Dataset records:
____

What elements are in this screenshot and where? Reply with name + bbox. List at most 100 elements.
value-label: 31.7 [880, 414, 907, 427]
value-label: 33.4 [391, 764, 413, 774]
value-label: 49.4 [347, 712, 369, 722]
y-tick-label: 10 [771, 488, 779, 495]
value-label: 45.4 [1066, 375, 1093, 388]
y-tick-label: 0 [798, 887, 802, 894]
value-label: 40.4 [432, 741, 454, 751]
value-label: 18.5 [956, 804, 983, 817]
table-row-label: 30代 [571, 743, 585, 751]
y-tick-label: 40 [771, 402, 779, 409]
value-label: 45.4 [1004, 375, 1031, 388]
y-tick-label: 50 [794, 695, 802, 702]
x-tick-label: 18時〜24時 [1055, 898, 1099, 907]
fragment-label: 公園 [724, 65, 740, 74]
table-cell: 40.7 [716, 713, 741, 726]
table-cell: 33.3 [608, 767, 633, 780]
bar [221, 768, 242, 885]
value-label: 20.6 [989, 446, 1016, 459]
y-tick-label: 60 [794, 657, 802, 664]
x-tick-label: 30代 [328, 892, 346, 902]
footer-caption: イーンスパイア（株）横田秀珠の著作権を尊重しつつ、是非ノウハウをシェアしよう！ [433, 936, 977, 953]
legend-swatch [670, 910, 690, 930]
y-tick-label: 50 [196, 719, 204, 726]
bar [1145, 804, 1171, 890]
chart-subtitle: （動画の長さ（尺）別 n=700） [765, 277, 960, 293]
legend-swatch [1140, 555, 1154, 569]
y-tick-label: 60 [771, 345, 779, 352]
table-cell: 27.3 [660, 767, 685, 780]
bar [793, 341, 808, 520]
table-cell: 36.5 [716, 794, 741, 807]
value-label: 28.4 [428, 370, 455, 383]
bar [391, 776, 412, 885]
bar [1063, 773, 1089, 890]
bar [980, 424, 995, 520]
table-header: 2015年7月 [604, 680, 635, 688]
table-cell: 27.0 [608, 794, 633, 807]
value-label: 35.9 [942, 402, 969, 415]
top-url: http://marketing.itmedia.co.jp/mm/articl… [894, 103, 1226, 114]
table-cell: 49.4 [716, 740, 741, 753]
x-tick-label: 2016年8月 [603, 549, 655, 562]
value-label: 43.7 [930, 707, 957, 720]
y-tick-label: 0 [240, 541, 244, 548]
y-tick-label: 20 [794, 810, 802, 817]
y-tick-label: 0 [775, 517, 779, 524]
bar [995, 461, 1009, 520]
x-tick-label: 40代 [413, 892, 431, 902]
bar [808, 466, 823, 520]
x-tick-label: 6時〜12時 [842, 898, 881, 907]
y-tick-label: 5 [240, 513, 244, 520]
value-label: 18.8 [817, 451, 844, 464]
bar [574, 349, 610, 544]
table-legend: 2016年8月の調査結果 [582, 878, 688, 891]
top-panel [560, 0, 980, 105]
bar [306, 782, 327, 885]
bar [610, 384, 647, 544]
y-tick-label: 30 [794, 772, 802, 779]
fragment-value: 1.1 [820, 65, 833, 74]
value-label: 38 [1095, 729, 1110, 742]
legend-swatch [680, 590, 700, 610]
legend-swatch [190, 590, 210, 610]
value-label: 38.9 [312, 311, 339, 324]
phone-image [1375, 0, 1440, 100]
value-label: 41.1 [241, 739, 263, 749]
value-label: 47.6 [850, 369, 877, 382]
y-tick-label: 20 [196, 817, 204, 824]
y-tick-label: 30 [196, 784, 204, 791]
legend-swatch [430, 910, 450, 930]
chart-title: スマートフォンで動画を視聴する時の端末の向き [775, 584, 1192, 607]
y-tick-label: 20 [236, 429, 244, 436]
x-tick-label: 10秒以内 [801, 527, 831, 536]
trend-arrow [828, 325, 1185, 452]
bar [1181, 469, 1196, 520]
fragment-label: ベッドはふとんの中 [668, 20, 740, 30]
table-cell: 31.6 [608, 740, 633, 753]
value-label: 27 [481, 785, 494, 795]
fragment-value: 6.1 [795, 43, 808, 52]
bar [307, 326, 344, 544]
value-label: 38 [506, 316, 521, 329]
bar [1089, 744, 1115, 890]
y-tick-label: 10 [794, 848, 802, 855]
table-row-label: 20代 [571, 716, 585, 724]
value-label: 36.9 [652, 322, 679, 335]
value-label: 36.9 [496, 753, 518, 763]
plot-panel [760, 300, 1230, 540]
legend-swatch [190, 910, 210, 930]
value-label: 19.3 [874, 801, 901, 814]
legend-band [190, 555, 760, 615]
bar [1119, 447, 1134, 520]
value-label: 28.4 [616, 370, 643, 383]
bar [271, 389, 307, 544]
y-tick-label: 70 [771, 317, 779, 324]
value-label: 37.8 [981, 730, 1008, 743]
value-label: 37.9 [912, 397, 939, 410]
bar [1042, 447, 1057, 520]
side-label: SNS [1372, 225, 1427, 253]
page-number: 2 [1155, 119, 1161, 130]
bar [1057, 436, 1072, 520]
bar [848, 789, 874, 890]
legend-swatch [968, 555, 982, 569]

____

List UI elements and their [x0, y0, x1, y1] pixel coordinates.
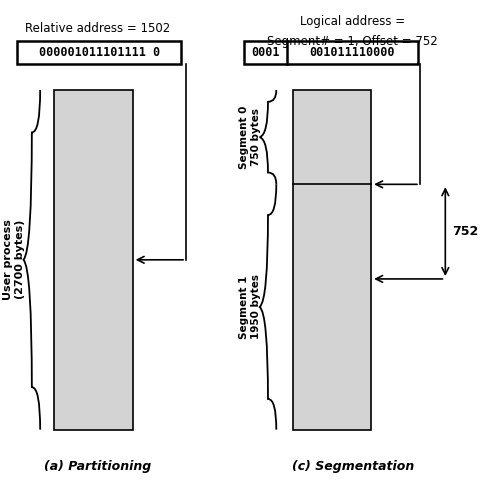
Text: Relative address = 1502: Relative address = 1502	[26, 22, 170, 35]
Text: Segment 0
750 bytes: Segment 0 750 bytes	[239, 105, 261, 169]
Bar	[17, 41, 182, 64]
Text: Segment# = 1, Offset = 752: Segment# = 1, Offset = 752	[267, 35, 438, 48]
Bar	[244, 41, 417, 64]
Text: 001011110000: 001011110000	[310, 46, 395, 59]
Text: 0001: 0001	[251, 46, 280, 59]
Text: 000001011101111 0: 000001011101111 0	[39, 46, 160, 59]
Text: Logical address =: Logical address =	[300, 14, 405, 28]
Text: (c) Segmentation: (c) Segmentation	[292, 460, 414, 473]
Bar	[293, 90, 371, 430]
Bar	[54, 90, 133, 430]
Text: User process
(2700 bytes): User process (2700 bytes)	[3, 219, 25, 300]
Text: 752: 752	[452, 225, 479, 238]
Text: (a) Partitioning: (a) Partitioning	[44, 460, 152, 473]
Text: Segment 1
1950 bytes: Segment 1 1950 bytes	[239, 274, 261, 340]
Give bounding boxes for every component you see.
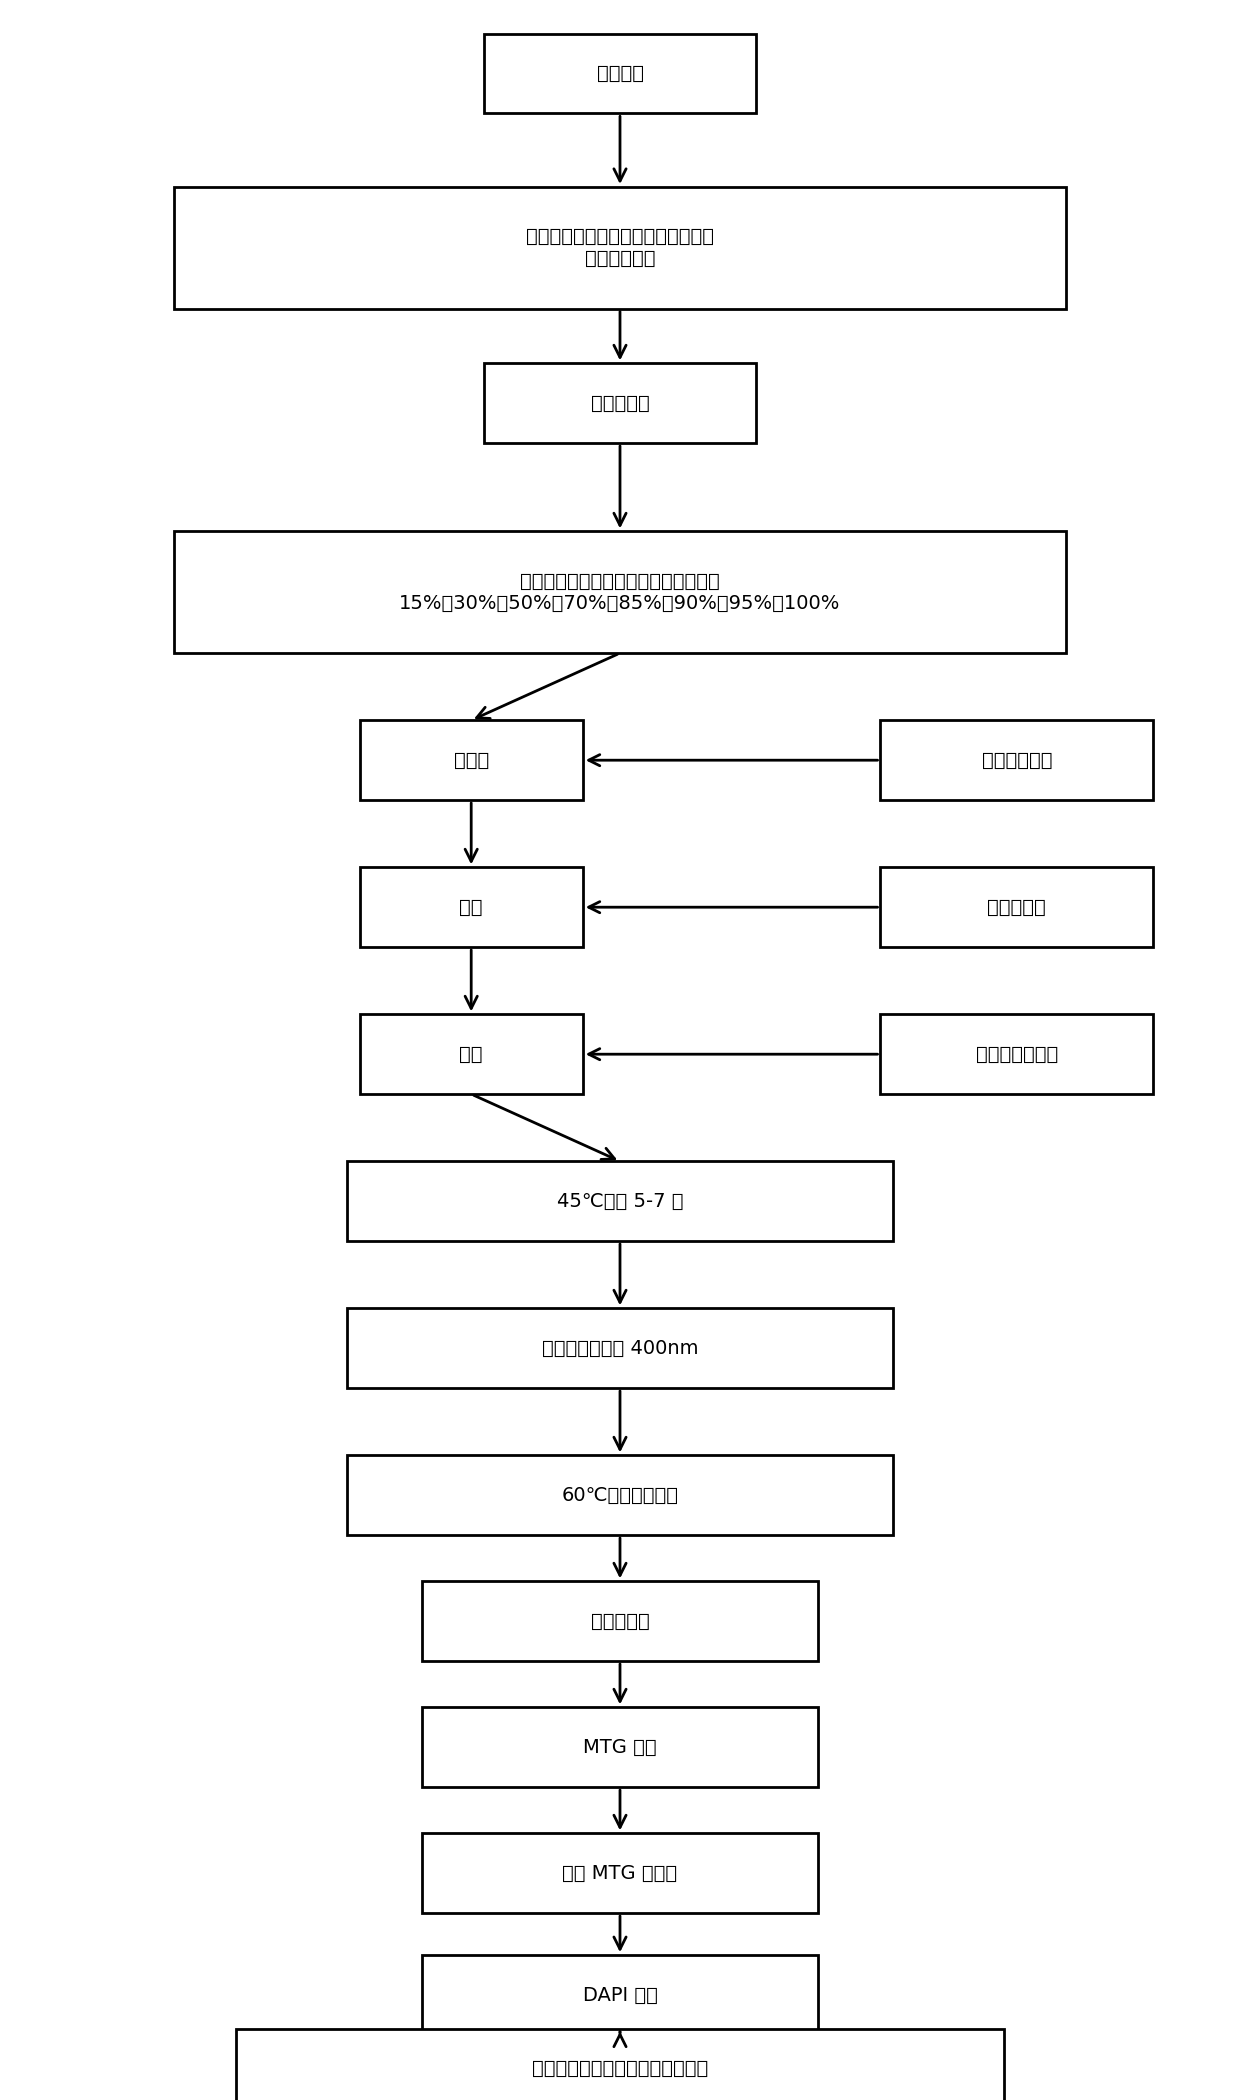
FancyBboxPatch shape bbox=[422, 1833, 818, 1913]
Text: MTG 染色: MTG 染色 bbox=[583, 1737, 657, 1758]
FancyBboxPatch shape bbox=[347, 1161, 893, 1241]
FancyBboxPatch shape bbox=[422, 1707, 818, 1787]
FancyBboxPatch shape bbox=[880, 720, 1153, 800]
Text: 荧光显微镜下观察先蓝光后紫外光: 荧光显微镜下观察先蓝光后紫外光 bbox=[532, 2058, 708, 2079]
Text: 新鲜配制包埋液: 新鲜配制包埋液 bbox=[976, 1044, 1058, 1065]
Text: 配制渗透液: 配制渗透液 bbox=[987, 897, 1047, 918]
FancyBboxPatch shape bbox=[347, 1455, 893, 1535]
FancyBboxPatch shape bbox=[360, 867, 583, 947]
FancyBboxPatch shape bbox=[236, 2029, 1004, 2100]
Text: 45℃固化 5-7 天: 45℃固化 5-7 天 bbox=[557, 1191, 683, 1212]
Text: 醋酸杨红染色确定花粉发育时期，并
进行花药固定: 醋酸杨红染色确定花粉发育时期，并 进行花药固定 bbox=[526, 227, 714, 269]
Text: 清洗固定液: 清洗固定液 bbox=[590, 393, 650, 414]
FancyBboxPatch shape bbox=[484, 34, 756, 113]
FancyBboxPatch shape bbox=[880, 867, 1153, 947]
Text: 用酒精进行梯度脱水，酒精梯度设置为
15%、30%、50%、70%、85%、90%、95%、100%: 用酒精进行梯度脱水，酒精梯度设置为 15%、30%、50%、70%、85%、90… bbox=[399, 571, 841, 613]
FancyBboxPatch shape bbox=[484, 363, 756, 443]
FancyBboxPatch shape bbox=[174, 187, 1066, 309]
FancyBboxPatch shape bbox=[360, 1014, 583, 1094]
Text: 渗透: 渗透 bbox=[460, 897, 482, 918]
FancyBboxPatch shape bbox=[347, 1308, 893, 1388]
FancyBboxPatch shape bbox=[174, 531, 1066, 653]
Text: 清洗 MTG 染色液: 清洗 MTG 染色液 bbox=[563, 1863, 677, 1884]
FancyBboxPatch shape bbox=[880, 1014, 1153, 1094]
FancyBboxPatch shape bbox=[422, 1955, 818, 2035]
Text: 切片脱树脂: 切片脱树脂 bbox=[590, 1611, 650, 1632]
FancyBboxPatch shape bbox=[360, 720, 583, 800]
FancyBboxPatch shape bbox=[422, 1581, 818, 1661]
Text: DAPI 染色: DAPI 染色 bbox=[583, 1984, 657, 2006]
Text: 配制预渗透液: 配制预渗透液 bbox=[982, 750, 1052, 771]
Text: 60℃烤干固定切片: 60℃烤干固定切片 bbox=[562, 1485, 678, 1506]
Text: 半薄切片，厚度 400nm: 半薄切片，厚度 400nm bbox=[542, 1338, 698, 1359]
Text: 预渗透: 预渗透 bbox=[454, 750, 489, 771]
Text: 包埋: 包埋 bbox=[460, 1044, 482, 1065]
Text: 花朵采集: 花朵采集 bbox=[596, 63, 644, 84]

____

PROBLEM: Please list each line above that contains the string "fragment".

REPLY TO THE EXERCISE:
fragment-label: 公園 [724, 65, 740, 74]
fragment-value: 1.1 [820, 65, 833, 74]
fragment-label: ベッドはふとんの中 [668, 20, 740, 30]
fragment-value: 6.1 [795, 43, 808, 52]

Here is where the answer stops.